(Dataset items)
— BEGIN —
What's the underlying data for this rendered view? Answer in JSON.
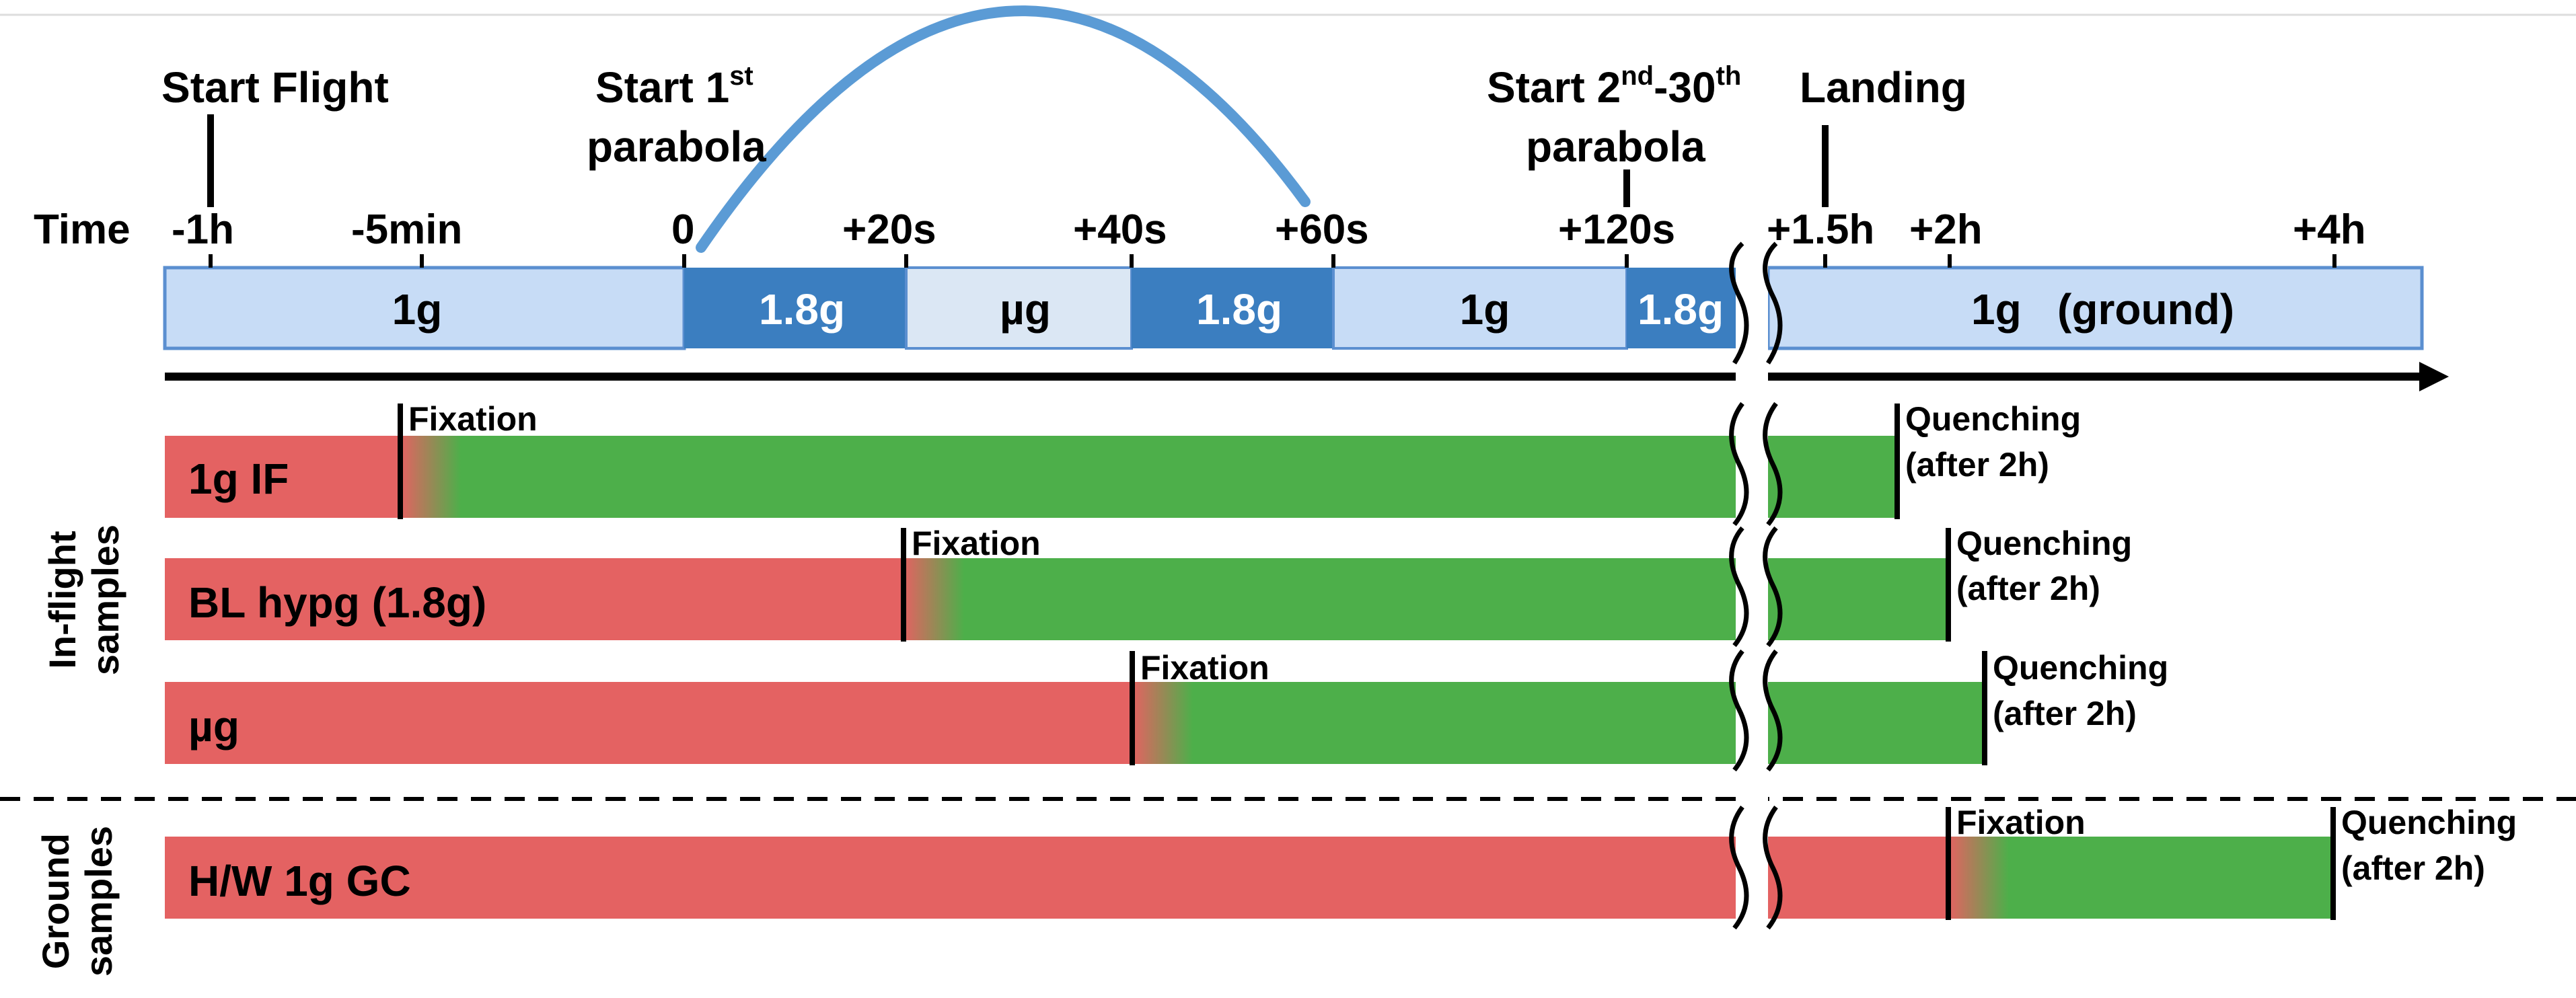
{
  "colors": {
    "axis": "#000000",
    "seg_1g": "#c7dcf6",
    "seg_1g_border": "#5b8fd0",
    "seg_hyper": "#3b7ec0",
    "seg_micro": "#dbe7f4",
    "parabola": "#5b9bd5",
    "pre_fixation": "#e46262",
    "post_fixation": "#4daf4a"
  },
  "events": {
    "start_flight": "Start Flight",
    "start_first_line1": "Start 1",
    "start_first_sup": "st",
    "start_first_line2": "parabola",
    "start_multi_a": "Start 2",
    "start_multi_sup1": "nd",
    "start_multi_b": "-30",
    "start_multi_sup2": "th",
    "start_multi_line2": "parabola",
    "landing": "Landing"
  },
  "time_label": "Time",
  "ticks": [
    "-1h",
    "-5min",
    "0",
    "+20s",
    "+40s",
    "+60s",
    "+120s",
    "+1.5h",
    "+2h",
    "+4h"
  ],
  "segments": [
    "1g",
    "1.8g",
    "µg",
    "1.8g",
    "1g",
    "1.8g",
    "1g   (ground)"
  ],
  "samples": [
    {
      "label": "1g IF",
      "fixation": "Fixation",
      "quench1": "Quenching",
      "quench2": "(after 2h)"
    },
    {
      "label": "BL hypg (1.8g)",
      "fixation": "Fixation",
      "quench1": "Quenching",
      "quench2": "(after 2h)"
    },
    {
      "label": "µg",
      "fixation": "Fixation",
      "quench1": "Quenching",
      "quench2": "(after 2h)"
    },
    {
      "label": "H/W 1g GC",
      "fixation": "Fixation",
      "quench1": "Quenching",
      "quench2": "(after 2h)"
    }
  ],
  "groups": {
    "inflight_line1": "In-flight",
    "inflight_line2": "samples",
    "ground_line1": "Ground",
    "ground_line2": "samples"
  }
}
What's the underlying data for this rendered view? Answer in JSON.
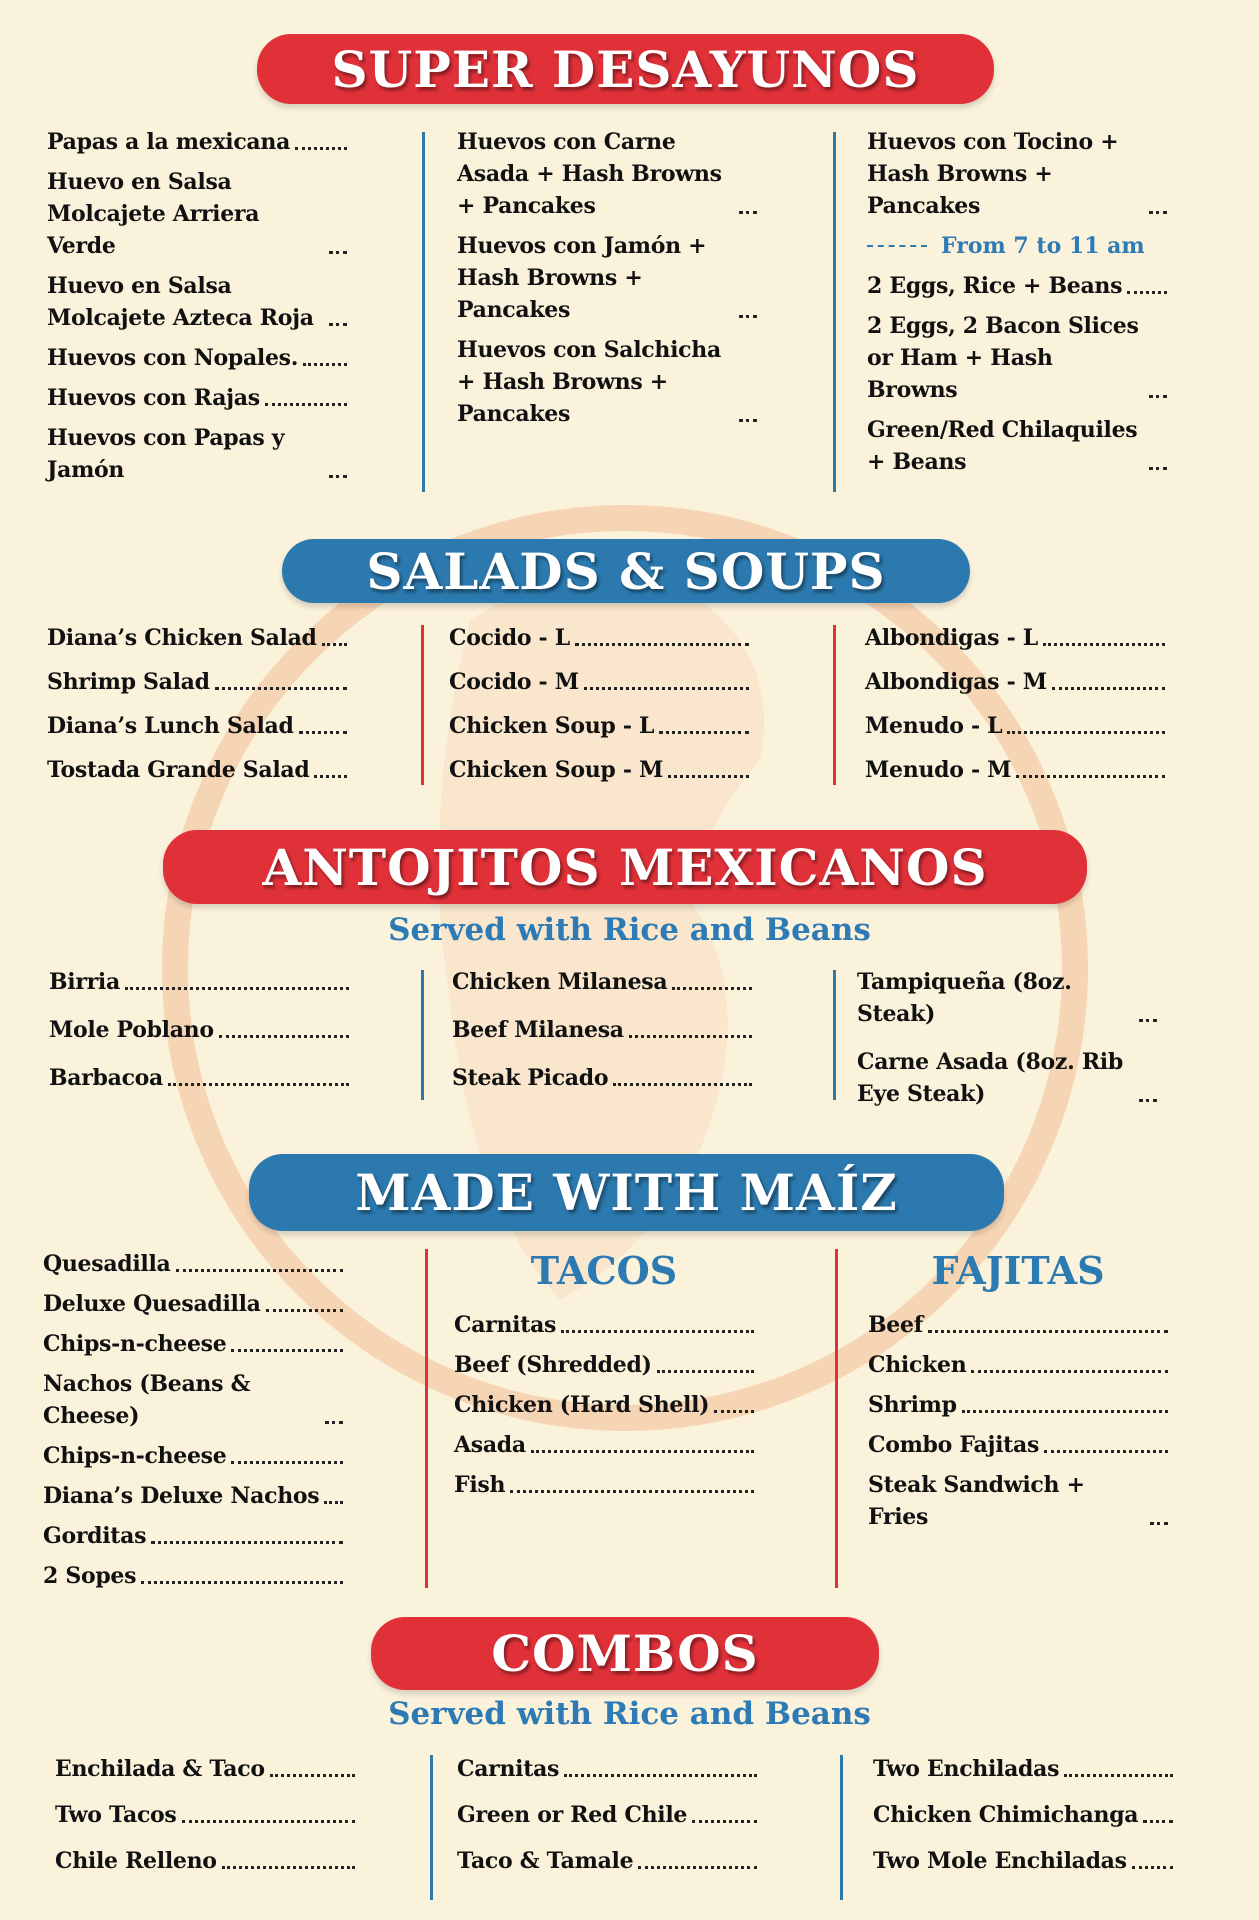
{
  "sections": [
    {
      "title": "SUPER DESAYUNOS",
      "columns": [
        {
          "items": [
            "Papas a la mexicana",
            "Huevo en Salsa Molcajete Arriera Verde",
            "Huevo en Salsa Molcajete Azteca Roja",
            "Huevos con Nopales.",
            "Huevos con Rajas",
            "Huevos con Papas y Jamón"
          ]
        },
        {
          "items": [
            "Huevos con Carne Asada + Hash Browns + Pancakes",
            "Huevos con Jamón + Hash Browns + Pancakes",
            "Huevos con Salchicha + Hash Browns + Pancakes"
          ]
        },
        {
          "items": [
            "Huevos con Tocino + Hash Browns + Pancakes",
            {
              "note": "From 7 to 11 am"
            },
            "2 Eggs, Rice + Beans",
            "2 Eggs, 2 Bacon Slices or Ham + Hash Browns",
            "Green/Red Chilaquiles + Beans"
          ]
        }
      ]
    },
    {
      "title": "SALADS & SOUPS",
      "columns": [
        {
          "items": [
            "Diana’s Chicken Salad",
            "Shrimp Salad",
            "Diana’s Lunch Salad",
            "Tostada Grande Salad"
          ]
        },
        {
          "items": [
            "Cocido - L",
            "Cocido - M",
            "Chicken Soup - L",
            "Chicken Soup - M"
          ]
        },
        {
          "items": [
            "Albondigas - L",
            "Albondigas - M",
            "Menudo - L",
            "Menudo - M"
          ]
        }
      ]
    },
    {
      "title": "ANTOJITOS MEXICANOS",
      "subtitle": "Served with Rice and Beans",
      "columns": [
        {
          "items": [
            "Birria",
            "Mole Poblano",
            "Barbacoa"
          ]
        },
        {
          "items": [
            "Chicken Milanesa",
            "Beef Milanesa",
            "Steak Picado"
          ]
        },
        {
          "items": [
            "Tampiqueña (8oz. Steak)",
            "Carne Asada (8oz. Rib Eye Steak)"
          ]
        }
      ]
    },
    {
      "title": "MADE WITH MAÍZ",
      "columns": [
        {
          "items": [
            "Quesadilla",
            "Deluxe Quesadilla",
            "Chips-n-cheese",
            "Nachos (Beans & Cheese)",
            "Chips-n-cheese",
            "Diana’s Deluxe Nachos",
            "Gorditas",
            "2 Sopes"
          ]
        },
        {
          "heading": "TACOS",
          "items": [
            "Carnitas",
            "Beef (Shredded)",
            "Chicken (Hard Shell)",
            "Asada",
            "Fish"
          ]
        },
        {
          "heading": "FAJITAS",
          "items": [
            "Beef",
            "Chicken",
            "Shrimp",
            "Combo Fajitas",
            "Steak Sandwich + Fries"
          ]
        }
      ]
    },
    {
      "title": "COMBOS",
      "subtitle": "Served with Rice and Beans",
      "columns": [
        {
          "items": [
            "Enchilada & Taco",
            "Two Tacos",
            "Chile Relleno"
          ]
        },
        {
          "items": [
            "Carnitas",
            "Green or Red Chile",
            "Taco & Tamale"
          ]
        },
        {
          "items": [
            "Two Enchiladas",
            "Chicken Chimichanga",
            "Two Mole Enchiladas"
          ]
        }
      ]
    }
  ]
}
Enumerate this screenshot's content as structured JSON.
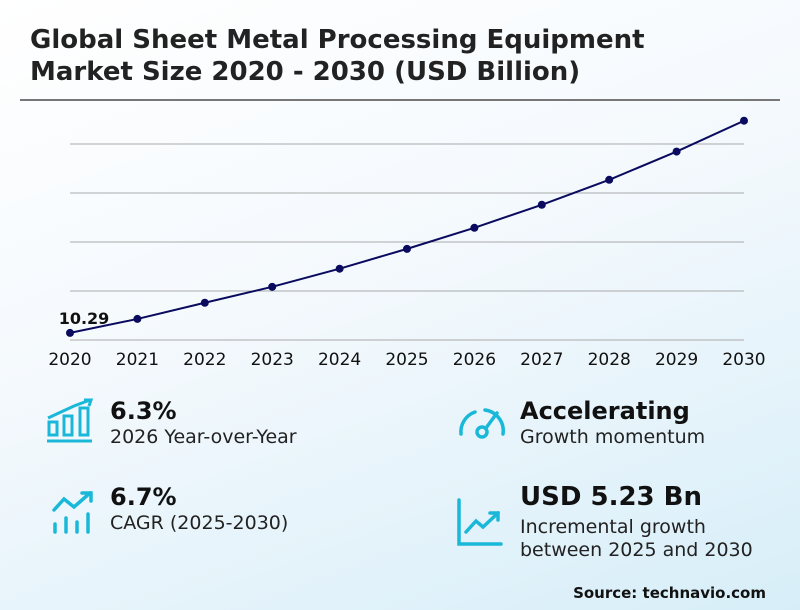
{
  "title_line1": "Global Sheet Metal Processing Equipment",
  "title_line2": "Market Size 2020 - 2030 (USD Billion)",
  "colors": {
    "line": "#0a0a5e",
    "icon": "#1ab8d8",
    "grid": "#aaaaaa"
  },
  "chart_data": {
    "type": "line",
    "title": "Global Sheet Metal Processing Equipment Market Size 2020 - 2030 (USD Billion)",
    "x": [
      "2020",
      "2021",
      "2022",
      "2023",
      "2024",
      "2025",
      "2026",
      "2027",
      "2028",
      "2029",
      "2030"
    ],
    "series": [
      {
        "values": [
          10.29,
          10.86,
          11.52,
          12.17,
          12.91,
          13.72,
          14.58,
          15.52,
          16.54,
          17.69,
          18.95
        ]
      }
    ],
    "data_labels": [
      {
        "index": 0,
        "text": "10.29"
      }
    ],
    "ylim": [
      10,
      19.5
    ],
    "grid": true,
    "gridlines": [
      10,
      12,
      14,
      16,
      18
    ],
    "y_tick_labels_shown": false
  },
  "stats": [
    {
      "value": "6.3%",
      "label": "2026 Year-over-Year",
      "icon": "bar-growth-icon"
    },
    {
      "value": "Accelerating",
      "label": "Growth momentum",
      "icon": "speedometer-icon"
    },
    {
      "value": "6.7%",
      "label": "CAGR (2025-2030)",
      "icon": "trend-arrow-bars-icon"
    },
    {
      "value": "USD 5.23 Bn",
      "label_line1": "Incremental growth",
      "label_line2": "between 2025 and 2030",
      "icon": "line-chart-icon"
    }
  ],
  "source": "Source: technavio.com"
}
— END —
• Written problem
Omit any images, then output the listing exactly.

• Solution for this problem
What's the underlying data for this rendered view? Answer in JSON.
{
  "colors": {
    "axis": "#000000",
    "seg_1g": "#c7dcf6",
    "seg_1g_border": "#5b8fd0",
    "seg_hyper": "#3b7ec0",
    "seg_micro": "#dbe7f4",
    "parabola": "#5b9bd5",
    "pre_fixation": "#e46262",
    "post_fixation": "#4daf4a"
  },
  "events": {
    "start_flight": "Start Flight",
    "start_first_line1": "Start 1",
    "start_first_sup": "st",
    "start_first_line2": "parabola",
    "start_multi_a": "Start 2",
    "start_multi_sup1": "nd",
    "start_multi_b": "-30",
    "start_multi_sup2": "th",
    "start_multi_line2": "parabola",
    "landing": "Landing"
  },
  "time_label": "Time",
  "ticks": [
    "-1h",
    "-5min",
    "0",
    "+20s",
    "+40s",
    "+60s",
    "+120s",
    "+1.5h",
    "+2h",
    "+4h"
  ],
  "segments": [
    "1g",
    "1.8g",
    "µg",
    "1.8g",
    "1g",
    "1.8g",
    "1g   (ground)"
  ],
  "samples": [
    {
      "label": "1g IF",
      "fixation": "Fixation",
      "quench1": "Quenching",
      "quench2": "(after 2h)"
    },
    {
      "label": "BL hypg (1.8g)",
      "fixation": "Fixation",
      "quench1": "Quenching",
      "quench2": "(after 2h)"
    },
    {
      "label": "µg",
      "fixation": "Fixation",
      "quench1": "Quenching",
      "quench2": "(after 2h)"
    },
    {
      "label": "H/W 1g GC",
      "fixation": "Fixation",
      "quench1": "Quenching",
      "quench2": "(after 2h)"
    }
  ],
  "groups": {
    "inflight_line1": "In-flight",
    "inflight_line2": "samples",
    "ground_line1": "Ground",
    "ground_line2": "samples"
  }
}
What's the underlying data for this rendered view? Answer in JSON.
{
  "sections": [
    {
      "title": "SUPER DESAYUNOS",
      "columns": [
        {
          "items": [
            "Papas a la mexicana",
            "Huevo en Salsa Molcajete Arriera Verde",
            "Huevo en Salsa Molcajete Azteca Roja",
            "Huevos con Nopales.",
            "Huevos con Rajas",
            "Huevos con Papas y Jamón"
          ]
        },
        {
          "items": [
            "Huevos con Carne Asada + Hash Browns + Pancakes",
            "Huevos con Jamón + Hash Browns + Pancakes",
            "Huevos con Salchicha + Hash Browns + Pancakes"
          ]
        },
        {
          "items": [
            "Huevos con Tocino + Hash Browns + Pancakes",
            {
              "note": "From 7 to 11 am"
            },
            "2 Eggs, Rice + Beans",
            "2 Eggs, 2 Bacon Slices or Ham + Hash Browns",
            "Green/Red Chilaquiles + Beans"
          ]
        }
      ]
    },
    {
      "title": "SALADS & SOUPS",
      "columns": [
        {
          "items": [
            "Diana’s Chicken Salad",
            "Shrimp Salad",
            "Diana’s Lunch Salad",
            "Tostada Grande Salad"
          ]
        },
        {
          "items": [
            "Cocido - L",
            "Cocido - M",
            "Chicken Soup - L",
            "Chicken Soup - M"
          ]
        },
        {
          "items": [
            "Albondigas - L",
            "Albondigas - M",
            "Menudo - L",
            "Menudo - M"
          ]
        }
      ]
    },
    {
      "title": "ANTOJITOS MEXICANOS",
      "subtitle": "Served with Rice and Beans",
      "columns": [
        {
          "items": [
            "Birria",
            "Mole Poblano",
            "Barbacoa"
          ]
        },
        {
          "items": [
            "Chicken Milanesa",
            "Beef Milanesa",
            "Steak Picado"
          ]
        },
        {
          "items": [
            "Tampiqueña (8oz. Steak)",
            "Carne Asada (8oz. Rib Eye Steak)"
          ]
        }
      ]
    },
    {
      "title": "MADE WITH MAÍZ",
      "columns": [
        {
          "items": [
            "Quesadilla",
            "Deluxe Quesadilla",
            "Chips-n-cheese",
            "Nachos (Beans & Cheese)",
            "Chips-n-cheese",
            "Diana’s Deluxe Nachos",
            "Gorditas",
            "2 Sopes"
          ]
        },
        {
          "heading": "TACOS",
          "items": [
            "Carnitas",
            "Beef (Shredded)",
            "Chicken (Hard Shell)",
            "Asada",
            "Fish"
          ]
        },
        {
          "heading": "FAJITAS",
          "items": [
            "Beef",
            "Chicken",
            "Shrimp",
            "Combo Fajitas",
            "Steak Sandwich + Fries"
          ]
        }
      ]
    },
    {
      "title": "COMBOS",
      "subtitle": "Served with Rice and Beans",
      "columns": [
        {
          "items": [
            "Enchilada & Taco",
            "Two Tacos",
            "Chile Relleno"
          ]
        },
        {
          "items": [
            "Carnitas",
            "Green or Red Chile",
            "Taco & Tamale"
          ]
        },
        {
          "items": [
            "Two Enchiladas",
            "Chicken Chimichanga",
            "Two Mole Enchiladas"
          ]
        }
      ]
    }
  ]
}
Enumerate this screenshot's content as structured JSON.
{
  "title_line1": "Global Sheet Metal Processing Equipment",
  "title_line2": "Market Size 2020 - 2030 (USD Billion)",
  "colors": {
    "line": "#0a0a5e",
    "icon": "#1ab8d8",
    "grid": "#aaaaaa"
  },
  "chart_data": {
    "type": "line",
    "title": "Global Sheet Metal Processing Equipment Market Size 2020 - 2030 (USD Billion)",
    "x": [
      "2020",
      "2021",
      "2022",
      "2023",
      "2024",
      "2025",
      "2026",
      "2027",
      "2028",
      "2029",
      "2030"
    ],
    "series": [
      {
        "values": [
          10.29,
          10.86,
          11.52,
          12.17,
          12.91,
          13.72,
          14.58,
          15.52,
          16.54,
          17.69,
          18.95
        ]
      }
    ],
    "data_labels": [
      {
        "index": 0,
        "text": "10.29"
      }
    ],
    "ylim": [
      10,
      19.5
    ],
    "grid": true,
    "gridlines": [
      10,
      12,
      14,
      16,
      18
    ],
    "y_tick_labels_shown": false
  },
  "stats": [
    {
      "value": "6.3%",
      "label": "2026 Year-over-Year",
      "icon": "bar-growth-icon"
    },
    {
      "value": "Accelerating",
      "label": "Growth momentum",
      "icon": "speedometer-icon"
    },
    {
      "value": "6.7%",
      "label": "CAGR (2025-2030)",
      "icon": "trend-arrow-bars-icon"
    },
    {
      "value": "USD 5.23 Bn",
      "label_line1": "Incremental growth",
      "label_line2": "between 2025 and 2030",
      "icon": "line-chart-icon"
    }
  ],
  "source": "Source: technavio.com"
}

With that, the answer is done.